Dataset rows about figures
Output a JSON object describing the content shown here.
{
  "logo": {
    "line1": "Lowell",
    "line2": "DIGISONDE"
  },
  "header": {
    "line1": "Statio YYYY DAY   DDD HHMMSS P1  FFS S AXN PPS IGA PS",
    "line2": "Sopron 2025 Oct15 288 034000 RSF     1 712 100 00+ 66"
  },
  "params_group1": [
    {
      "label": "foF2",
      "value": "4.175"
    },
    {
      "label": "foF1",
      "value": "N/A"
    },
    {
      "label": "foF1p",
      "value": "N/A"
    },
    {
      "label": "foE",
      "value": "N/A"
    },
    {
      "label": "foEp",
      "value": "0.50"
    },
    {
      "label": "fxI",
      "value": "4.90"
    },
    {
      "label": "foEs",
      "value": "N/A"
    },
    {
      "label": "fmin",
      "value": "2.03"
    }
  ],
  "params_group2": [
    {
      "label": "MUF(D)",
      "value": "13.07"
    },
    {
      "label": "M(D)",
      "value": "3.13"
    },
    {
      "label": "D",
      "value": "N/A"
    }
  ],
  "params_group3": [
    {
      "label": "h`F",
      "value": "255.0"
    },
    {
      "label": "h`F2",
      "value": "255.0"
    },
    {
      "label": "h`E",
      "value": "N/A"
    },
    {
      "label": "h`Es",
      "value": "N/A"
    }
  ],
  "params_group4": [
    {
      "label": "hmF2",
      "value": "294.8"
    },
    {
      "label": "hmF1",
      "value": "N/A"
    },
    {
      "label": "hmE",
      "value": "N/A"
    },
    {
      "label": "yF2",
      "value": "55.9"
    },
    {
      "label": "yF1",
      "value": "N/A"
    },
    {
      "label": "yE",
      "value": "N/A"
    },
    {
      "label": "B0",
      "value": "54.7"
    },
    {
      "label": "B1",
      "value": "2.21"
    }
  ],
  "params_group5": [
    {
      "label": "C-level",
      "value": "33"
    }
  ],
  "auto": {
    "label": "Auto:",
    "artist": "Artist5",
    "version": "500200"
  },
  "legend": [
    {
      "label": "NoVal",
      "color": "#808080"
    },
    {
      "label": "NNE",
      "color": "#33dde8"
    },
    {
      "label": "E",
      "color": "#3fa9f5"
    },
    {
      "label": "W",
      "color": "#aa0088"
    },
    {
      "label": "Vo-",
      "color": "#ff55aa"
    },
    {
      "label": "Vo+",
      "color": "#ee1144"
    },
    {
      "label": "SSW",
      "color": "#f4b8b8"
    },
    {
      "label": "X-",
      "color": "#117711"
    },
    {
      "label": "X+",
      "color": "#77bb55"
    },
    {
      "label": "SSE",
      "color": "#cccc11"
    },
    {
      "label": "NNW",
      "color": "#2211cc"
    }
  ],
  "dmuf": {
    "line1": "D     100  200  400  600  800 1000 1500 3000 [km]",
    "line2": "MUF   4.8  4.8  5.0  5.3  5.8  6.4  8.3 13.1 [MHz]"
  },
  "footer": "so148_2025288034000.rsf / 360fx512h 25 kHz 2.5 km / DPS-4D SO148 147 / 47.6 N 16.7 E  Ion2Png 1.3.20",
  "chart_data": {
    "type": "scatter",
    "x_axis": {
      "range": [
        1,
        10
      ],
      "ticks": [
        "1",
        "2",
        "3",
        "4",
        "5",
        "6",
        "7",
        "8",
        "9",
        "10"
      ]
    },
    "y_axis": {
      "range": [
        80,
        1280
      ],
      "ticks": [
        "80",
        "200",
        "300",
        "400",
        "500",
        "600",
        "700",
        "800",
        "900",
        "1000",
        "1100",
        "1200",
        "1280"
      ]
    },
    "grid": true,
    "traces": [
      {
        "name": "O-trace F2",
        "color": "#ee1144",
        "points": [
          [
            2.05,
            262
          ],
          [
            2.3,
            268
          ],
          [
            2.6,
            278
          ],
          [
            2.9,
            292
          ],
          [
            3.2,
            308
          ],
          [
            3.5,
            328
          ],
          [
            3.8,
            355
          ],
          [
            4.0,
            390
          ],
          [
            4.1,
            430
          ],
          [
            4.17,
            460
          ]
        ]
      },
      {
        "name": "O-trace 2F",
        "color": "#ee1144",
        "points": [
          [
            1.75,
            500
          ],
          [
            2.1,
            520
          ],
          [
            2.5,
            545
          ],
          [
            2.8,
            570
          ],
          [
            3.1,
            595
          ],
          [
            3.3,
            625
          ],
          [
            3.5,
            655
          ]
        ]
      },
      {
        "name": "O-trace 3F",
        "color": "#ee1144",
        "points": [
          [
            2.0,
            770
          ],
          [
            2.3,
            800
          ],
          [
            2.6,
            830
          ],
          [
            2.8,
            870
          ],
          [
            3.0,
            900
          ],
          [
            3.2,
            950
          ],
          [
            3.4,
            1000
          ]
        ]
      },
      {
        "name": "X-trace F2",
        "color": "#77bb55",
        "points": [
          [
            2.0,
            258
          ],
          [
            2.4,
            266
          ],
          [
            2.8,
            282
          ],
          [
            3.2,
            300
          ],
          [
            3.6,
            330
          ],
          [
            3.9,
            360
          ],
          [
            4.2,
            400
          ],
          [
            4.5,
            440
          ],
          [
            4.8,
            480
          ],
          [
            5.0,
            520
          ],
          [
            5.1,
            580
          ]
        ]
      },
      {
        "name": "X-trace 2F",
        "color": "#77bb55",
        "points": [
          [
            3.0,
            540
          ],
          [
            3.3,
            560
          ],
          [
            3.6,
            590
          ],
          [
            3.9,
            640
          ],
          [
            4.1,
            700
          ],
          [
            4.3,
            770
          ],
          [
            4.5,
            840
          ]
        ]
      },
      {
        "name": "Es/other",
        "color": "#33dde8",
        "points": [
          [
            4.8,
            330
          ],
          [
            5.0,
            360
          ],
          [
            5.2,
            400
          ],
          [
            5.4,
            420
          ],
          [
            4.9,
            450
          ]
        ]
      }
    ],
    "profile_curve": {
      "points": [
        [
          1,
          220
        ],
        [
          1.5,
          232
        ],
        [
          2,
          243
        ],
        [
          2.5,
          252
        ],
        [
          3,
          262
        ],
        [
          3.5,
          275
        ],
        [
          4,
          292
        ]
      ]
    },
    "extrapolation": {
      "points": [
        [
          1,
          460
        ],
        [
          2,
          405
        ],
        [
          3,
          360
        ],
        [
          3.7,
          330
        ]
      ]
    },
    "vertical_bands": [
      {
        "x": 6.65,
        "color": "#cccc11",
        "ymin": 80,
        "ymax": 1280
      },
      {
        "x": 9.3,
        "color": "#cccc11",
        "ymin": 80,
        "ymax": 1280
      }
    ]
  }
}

▶ **SHORT TASK**
Please repeat the listing above in full and exactly.

▶ **WORKED ANSWER**
Output a JSON object describing the content shown here.
{
  "logo": {
    "line1": "Lowell",
    "line2": "DIGISONDE"
  },
  "header": {
    "line1": "Statio YYYY DAY   DDD HHMMSS P1  FFS S AXN PPS IGA PS",
    "line2": "Sopron 2025 Oct15 288 034000 RSF     1 712 100 00+ 66"
  },
  "params_group1": [
    {
      "label": "foF2",
      "value": "4.175"
    },
    {
      "label": "foF1",
      "value": "N/A"
    },
    {
      "label": "foF1p",
      "value": "N/A"
    },
    {
      "label": "foE",
      "value": "N/A"
    },
    {
      "label": "foEp",
      "value": "0.50"
    },
    {
      "label": "fxI",
      "value": "4.90"
    },
    {
      "label": "foEs",
      "value": "N/A"
    },
    {
      "label": "fmin",
      "value": "2.03"
    }
  ],
  "params_group2": [
    {
      "label": "MUF(D)",
      "value": "13.07"
    },
    {
      "label": "M(D)",
      "value": "3.13"
    },
    {
      "label": "D",
      "value": "N/A"
    }
  ],
  "params_group3": [
    {
      "label": "h`F",
      "value": "255.0"
    },
    {
      "label": "h`F2",
      "value": "255.0"
    },
    {
      "label": "h`E",
      "value": "N/A"
    },
    {
      "label": "h`Es",
      "value": "N/A"
    }
  ],
  "params_group4": [
    {
      "label": "hmF2",
      "value": "294.8"
    },
    {
      "label": "hmF1",
      "value": "N/A"
    },
    {
      "label": "hmE",
      "value": "N/A"
    },
    {
      "label": "yF2",
      "value": "55.9"
    },
    {
      "label": "yF1",
      "value": "N/A"
    },
    {
      "label": "yE",
      "value": "N/A"
    },
    {
      "label": "B0",
      "value": "54.7"
    },
    {
      "label": "B1",
      "value": "2.21"
    }
  ],
  "params_group5": [
    {
      "label": "C-level",
      "value": "33"
    }
  ],
  "auto": {
    "label": "Auto:",
    "artist": "Artist5",
    "version": "500200"
  },
  "legend": [
    {
      "label": "NoVal",
      "color": "#808080"
    },
    {
      "label": "NNE",
      "color": "#33dde8"
    },
    {
      "label": "E",
      "color": "#3fa9f5"
    },
    {
      "label": "W",
      "color": "#aa0088"
    },
    {
      "label": "Vo-",
      "color": "#ff55aa"
    },
    {
      "label": "Vo+",
      "color": "#ee1144"
    },
    {
      "label": "SSW",
      "color": "#f4b8b8"
    },
    {
      "label": "X-",
      "color": "#117711"
    },
    {
      "label": "X+",
      "color": "#77bb55"
    },
    {
      "label": "SSE",
      "color": "#cccc11"
    },
    {
      "label": "NNW",
      "color": "#2211cc"
    }
  ],
  "dmuf": {
    "line1": "D     100  200  400  600  800 1000 1500 3000 [km]",
    "line2": "MUF   4.8  4.8  5.0  5.3  5.8  6.4  8.3 13.1 [MHz]"
  },
  "footer": "so148_2025288034000.rsf / 360fx512h 25 kHz 2.5 km / DPS-4D SO148 147 / 47.6 N 16.7 E  Ion2Png 1.3.20",
  "chart_data": {
    "type": "scatter",
    "x_axis": {
      "range": [
        1,
        10
      ],
      "ticks": [
        "1",
        "2",
        "3",
        "4",
        "5",
        "6",
        "7",
        "8",
        "9",
        "10"
      ]
    },
    "y_axis": {
      "range": [
        80,
        1280
      ],
      "ticks": [
        "80",
        "200",
        "300",
        "400",
        "500",
        "600",
        "700",
        "800",
        "900",
        "1000",
        "1100",
        "1200",
        "1280"
      ]
    },
    "grid": true,
    "traces": [
      {
        "name": "O-trace F2",
        "color": "#ee1144",
        "points": [
          [
            2.05,
            262
          ],
          [
            2.3,
            268
          ],
          [
            2.6,
            278
          ],
          [
            2.9,
            292
          ],
          [
            3.2,
            308
          ],
          [
            3.5,
            328
          ],
          [
            3.8,
            355
          ],
          [
            4.0,
            390
          ],
          [
            4.1,
            430
          ],
          [
            4.17,
            460
          ]
        ]
      },
      {
        "name": "O-trace 2F",
        "color": "#ee1144",
        "points": [
          [
            1.75,
            500
          ],
          [
            2.1,
            520
          ],
          [
            2.5,
            545
          ],
          [
            2.8,
            570
          ],
          [
            3.1,
            595
          ],
          [
            3.3,
            625
          ],
          [
            3.5,
            655
          ]
        ]
      },
      {
        "name": "O-trace 3F",
        "color": "#ee1144",
        "points": [
          [
            2.0,
            770
          ],
          [
            2.3,
            800
          ],
          [
            2.6,
            830
          ],
          [
            2.8,
            870
          ],
          [
            3.0,
            900
          ],
          [
            3.2,
            950
          ],
          [
            3.4,
            1000
          ]
        ]
      },
      {
        "name": "X-trace F2",
        "color": "#77bb55",
        "points": [
          [
            2.0,
            258
          ],
          [
            2.4,
            266
          ],
          [
            2.8,
            282
          ],
          [
            3.2,
            300
          ],
          [
            3.6,
            330
          ],
          [
            3.9,
            360
          ],
          [
            4.2,
            400
          ],
          [
            4.5,
            440
          ],
          [
            4.8,
            480
          ],
          [
            5.0,
            520
          ],
          [
            5.1,
            580
          ]
        ]
      },
      {
        "name": "X-trace 2F",
        "color": "#77bb55",
        "points": [
          [
            3.0,
            540
          ],
          [
            3.3,
            560
          ],
          [
            3.6,
            590
          ],
          [
            3.9,
            640
          ],
          [
            4.1,
            700
          ],
          [
            4.3,
            770
          ],
          [
            4.5,
            840
          ]
        ]
      },
      {
        "name": "Es/other",
        "color": "#33dde8",
        "points": [
          [
            4.8,
            330
          ],
          [
            5.0,
            360
          ],
          [
            5.2,
            400
          ],
          [
            5.4,
            420
          ],
          [
            4.9,
            450
          ]
        ]
      }
    ],
    "profile_curve": {
      "points": [
        [
          1,
          220
        ],
        [
          1.5,
          232
        ],
        [
          2,
          243
        ],
        [
          2.5,
          252
        ],
        [
          3,
          262
        ],
        [
          3.5,
          275
        ],
        [
          4,
          292
        ]
      ]
    },
    "extrapolation": {
      "points": [
        [
          1,
          460
        ],
        [
          2,
          405
        ],
        [
          3,
          360
        ],
        [
          3.7,
          330
        ]
      ]
    },
    "vertical_bands": [
      {
        "x": 6.65,
        "color": "#cccc11",
        "ymin": 80,
        "ymax": 1280
      },
      {
        "x": 9.3,
        "color": "#cccc11",
        "ymin": 80,
        "ymax": 1280
      }
    ]
  }
}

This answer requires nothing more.